Exercise →
Restate the records that follow word for word; no pictures should appear.

Records for processing →
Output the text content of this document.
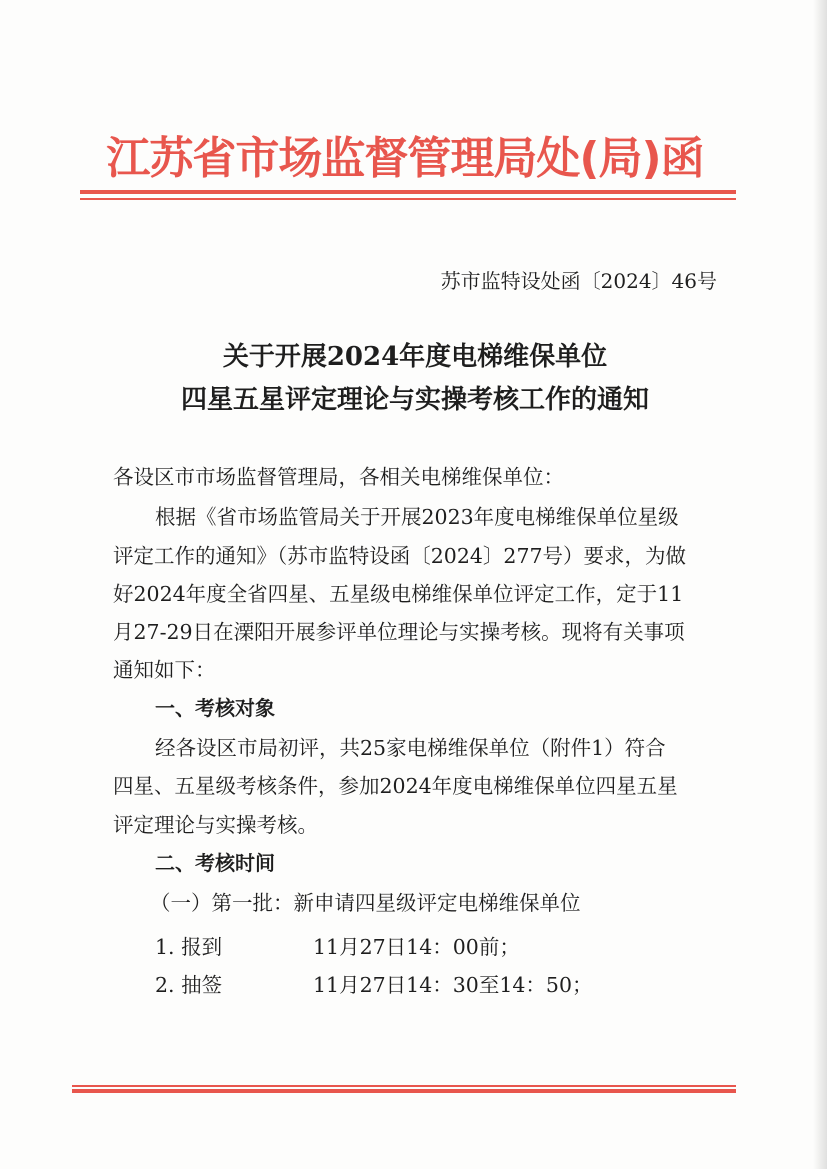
江苏省市场监督管理局处(局)函
苏市监特设处函〔2024〕46号
关于开展2024年度电梯维保单位
四星五星评定理论与实操考核工作的通知
各设区市市场监督管理局，各相关电梯维保单位：
根据《省市场监管局关于开展2023年度电梯维保单位星级
评定工作的通知》（苏市监特设函〔2024〕277号）要求，为做
好2024年度全省四星、五星级电梯维保单位评定工作，定于11
月27-29日在溧阳开展参评单位理论与实操考核。现将有关事项
通知如下：
一、考核对象
经各设区市局初评，共25家电梯维保单位（附件1）符合
四星、五星级考核条件，参加2024年度电梯维保单位四星五星
评定理论与实操考核。
二、考核时间
（一）第一批：新申请四星级评定电梯维保单位
1. 报到	11月27日14：00前；
2. 抽签	11月27日14：30至14：50；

The completed task →
Output the text content of this document.
江苏省市场监督管理局处(局)函
苏市监特设处函〔2024〕46号
关于开展2024年度电梯维保单位
四星五星评定理论与实操考核工作的通知
各设区市市场监督管理局，各相关电梯维保单位：
根据《省市场监管局关于开展2023年度电梯维保单位星级
评定工作的通知》（苏市监特设函〔2024〕277号）要求，为做
好2024年度全省四星、五星级电梯维保单位评定工作，定于11
月27-29日在溧阳开展参评单位理论与实操考核。现将有关事项
通知如下：
一、考核对象
经各设区市局初评，共25家电梯维保单位（附件1）符合
四星、五星级考核条件，参加2024年度电梯维保单位四星五星
评定理论与实操考核。
二、考核时间
（一）第一批：新申请四星级评定电梯维保单位
1. 报到	11月27日14：00前；
2. 抽签	11月27日14：30至14：50；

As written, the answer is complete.